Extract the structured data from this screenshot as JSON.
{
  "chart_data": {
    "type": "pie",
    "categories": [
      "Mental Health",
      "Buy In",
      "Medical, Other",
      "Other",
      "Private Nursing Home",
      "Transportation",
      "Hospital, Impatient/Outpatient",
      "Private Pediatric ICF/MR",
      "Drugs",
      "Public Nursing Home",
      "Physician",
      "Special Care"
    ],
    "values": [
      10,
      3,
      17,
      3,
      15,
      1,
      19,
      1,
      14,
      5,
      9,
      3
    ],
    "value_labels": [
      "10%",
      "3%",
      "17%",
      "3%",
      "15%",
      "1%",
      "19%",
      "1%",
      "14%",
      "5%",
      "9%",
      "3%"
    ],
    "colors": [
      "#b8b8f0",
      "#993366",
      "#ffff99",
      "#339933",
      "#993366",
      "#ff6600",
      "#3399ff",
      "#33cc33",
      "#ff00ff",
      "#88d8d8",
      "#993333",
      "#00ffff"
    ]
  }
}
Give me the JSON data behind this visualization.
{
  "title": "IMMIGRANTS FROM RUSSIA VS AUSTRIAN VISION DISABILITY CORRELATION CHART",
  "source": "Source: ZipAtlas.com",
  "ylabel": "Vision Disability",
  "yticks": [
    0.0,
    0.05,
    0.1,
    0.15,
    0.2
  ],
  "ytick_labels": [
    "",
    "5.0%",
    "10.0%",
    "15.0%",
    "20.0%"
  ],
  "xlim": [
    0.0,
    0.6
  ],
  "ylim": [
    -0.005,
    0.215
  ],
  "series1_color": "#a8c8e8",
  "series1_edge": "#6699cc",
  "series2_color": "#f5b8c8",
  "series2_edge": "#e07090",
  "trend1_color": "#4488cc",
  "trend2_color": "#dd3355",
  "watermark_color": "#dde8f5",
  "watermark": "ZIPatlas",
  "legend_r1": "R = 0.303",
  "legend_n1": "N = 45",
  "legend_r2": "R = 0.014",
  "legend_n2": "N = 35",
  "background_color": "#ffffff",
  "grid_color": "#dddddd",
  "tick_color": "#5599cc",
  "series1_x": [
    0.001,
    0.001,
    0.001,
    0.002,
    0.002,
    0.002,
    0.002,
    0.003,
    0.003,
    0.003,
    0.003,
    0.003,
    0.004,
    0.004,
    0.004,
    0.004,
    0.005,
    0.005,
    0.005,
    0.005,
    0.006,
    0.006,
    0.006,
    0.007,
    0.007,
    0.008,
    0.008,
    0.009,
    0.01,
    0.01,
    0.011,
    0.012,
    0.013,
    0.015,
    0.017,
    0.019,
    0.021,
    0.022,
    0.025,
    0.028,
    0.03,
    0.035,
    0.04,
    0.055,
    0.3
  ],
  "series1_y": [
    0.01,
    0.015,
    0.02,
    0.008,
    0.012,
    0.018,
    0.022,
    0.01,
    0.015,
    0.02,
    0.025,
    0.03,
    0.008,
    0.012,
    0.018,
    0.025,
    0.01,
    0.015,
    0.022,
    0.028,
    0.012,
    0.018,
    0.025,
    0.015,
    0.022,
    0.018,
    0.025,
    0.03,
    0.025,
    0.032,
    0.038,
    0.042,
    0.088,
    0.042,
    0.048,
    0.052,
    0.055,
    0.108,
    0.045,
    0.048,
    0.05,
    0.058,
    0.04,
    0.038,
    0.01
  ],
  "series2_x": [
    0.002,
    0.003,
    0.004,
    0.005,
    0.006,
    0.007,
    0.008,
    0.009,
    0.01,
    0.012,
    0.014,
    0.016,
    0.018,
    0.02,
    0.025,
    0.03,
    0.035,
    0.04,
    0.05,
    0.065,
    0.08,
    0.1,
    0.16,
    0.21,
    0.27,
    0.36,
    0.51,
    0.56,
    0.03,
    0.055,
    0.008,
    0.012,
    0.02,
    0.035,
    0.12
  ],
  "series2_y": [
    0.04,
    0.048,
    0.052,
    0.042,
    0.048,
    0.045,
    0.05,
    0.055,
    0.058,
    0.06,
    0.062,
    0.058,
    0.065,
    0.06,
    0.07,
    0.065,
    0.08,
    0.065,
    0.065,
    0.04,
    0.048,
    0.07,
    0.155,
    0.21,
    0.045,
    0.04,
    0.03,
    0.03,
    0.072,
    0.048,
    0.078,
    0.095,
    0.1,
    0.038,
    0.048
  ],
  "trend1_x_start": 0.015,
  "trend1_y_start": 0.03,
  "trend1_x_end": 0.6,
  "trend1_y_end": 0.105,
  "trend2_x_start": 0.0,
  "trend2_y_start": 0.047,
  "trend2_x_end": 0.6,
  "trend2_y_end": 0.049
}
+++
WHAT TO DO: Write out all the lines again, exactly as they are.

OUTPUT:
Extract the structured data from this screenshot as JSON.
{
  "chart_data": {
    "type": "pie",
    "categories": [
      "Mental Health",
      "Buy In",
      "Medical, Other",
      "Other",
      "Private Nursing Home",
      "Transportation",
      "Hospital, Impatient/Outpatient",
      "Private Pediatric ICF/MR",
      "Drugs",
      "Public Nursing Home",
      "Physician",
      "Special Care"
    ],
    "values": [
      10,
      3,
      17,
      3,
      15,
      1,
      19,
      1,
      14,
      5,
      9,
      3
    ],
    "value_labels": [
      "10%",
      "3%",
      "17%",
      "3%",
      "15%",
      "1%",
      "19%",
      "1%",
      "14%",
      "5%",
      "9%",
      "3%"
    ],
    "colors": [
      "#b8b8f0",
      "#993366",
      "#ffff99",
      "#339933",
      "#993366",
      "#ff6600",
      "#3399ff",
      "#33cc33",
      "#ff00ff",
      "#88d8d8",
      "#993333",
      "#00ffff"
    ]
  }
}
Give me the JSON data behind this visualization.
{
  "title": "IMMIGRANTS FROM RUSSIA VS AUSTRIAN VISION DISABILITY CORRELATION CHART",
  "source": "Source: ZipAtlas.com",
  "ylabel": "Vision Disability",
  "yticks": [
    0.0,
    0.05,
    0.1,
    0.15,
    0.2
  ],
  "ytick_labels": [
    "",
    "5.0%",
    "10.0%",
    "15.0%",
    "20.0%"
  ],
  "xlim": [
    0.0,
    0.6
  ],
  "ylim": [
    -0.005,
    0.215
  ],
  "series1_color": "#a8c8e8",
  "series1_edge": "#6699cc",
  "series2_color": "#f5b8c8",
  "series2_edge": "#e07090",
  "trend1_color": "#4488cc",
  "trend2_color": "#dd3355",
  "watermark_color": "#dde8f5",
  "watermark": "ZIPatlas",
  "legend_r1": "R = 0.303",
  "legend_n1": "N = 45",
  "legend_r2": "R = 0.014",
  "legend_n2": "N = 35",
  "background_color": "#ffffff",
  "grid_color": "#dddddd",
  "tick_color": "#5599cc",
  "series1_x": [
    0.001,
    0.001,
    0.001,
    0.002,
    0.002,
    0.002,
    0.002,
    0.003,
    0.003,
    0.003,
    0.003,
    0.003,
    0.004,
    0.004,
    0.004,
    0.004,
    0.005,
    0.005,
    0.005,
    0.005,
    0.006,
    0.006,
    0.006,
    0.007,
    0.007,
    0.008,
    0.008,
    0.009,
    0.01,
    0.01,
    0.011,
    0.012,
    0.013,
    0.015,
    0.017,
    0.019,
    0.021,
    0.022,
    0.025,
    0.028,
    0.03,
    0.035,
    0.04,
    0.055,
    0.3
  ],
  "series1_y": [
    0.01,
    0.015,
    0.02,
    0.008,
    0.012,
    0.018,
    0.022,
    0.01,
    0.015,
    0.02,
    0.025,
    0.03,
    0.008,
    0.012,
    0.018,
    0.025,
    0.01,
    0.015,
    0.022,
    0.028,
    0.012,
    0.018,
    0.025,
    0.015,
    0.022,
    0.018,
    0.025,
    0.03,
    0.025,
    0.032,
    0.038,
    0.042,
    0.088,
    0.042,
    0.048,
    0.052,
    0.055,
    0.108,
    0.045,
    0.048,
    0.05,
    0.058,
    0.04,
    0.038,
    0.01
  ],
  "series2_x": [
    0.002,
    0.003,
    0.004,
    0.005,
    0.006,
    0.007,
    0.008,
    0.009,
    0.01,
    0.012,
    0.014,
    0.016,
    0.018,
    0.02,
    0.025,
    0.03,
    0.035,
    0.04,
    0.05,
    0.065,
    0.08,
    0.1,
    0.16,
    0.21,
    0.27,
    0.36,
    0.51,
    0.56,
    0.03,
    0.055,
    0.008,
    0.012,
    0.02,
    0.035,
    0.12
  ],
  "series2_y": [
    0.04,
    0.048,
    0.052,
    0.042,
    0.048,
    0.045,
    0.05,
    0.055,
    0.058,
    0.06,
    0.062,
    0.058,
    0.065,
    0.06,
    0.07,
    0.065,
    0.08,
    0.065,
    0.065,
    0.04,
    0.048,
    0.07,
    0.155,
    0.21,
    0.045,
    0.04,
    0.03,
    0.03,
    0.072,
    0.048,
    0.078,
    0.095,
    0.1,
    0.038,
    0.048
  ],
  "trend1_x_start": 0.015,
  "trend1_y_start": 0.03,
  "trend1_x_end": 0.6,
  "trend1_y_end": 0.105,
  "trend2_x_start": 0.0,
  "trend2_y_start": 0.047,
  "trend2_x_end": 0.6,
  "trend2_y_end": 0.049
}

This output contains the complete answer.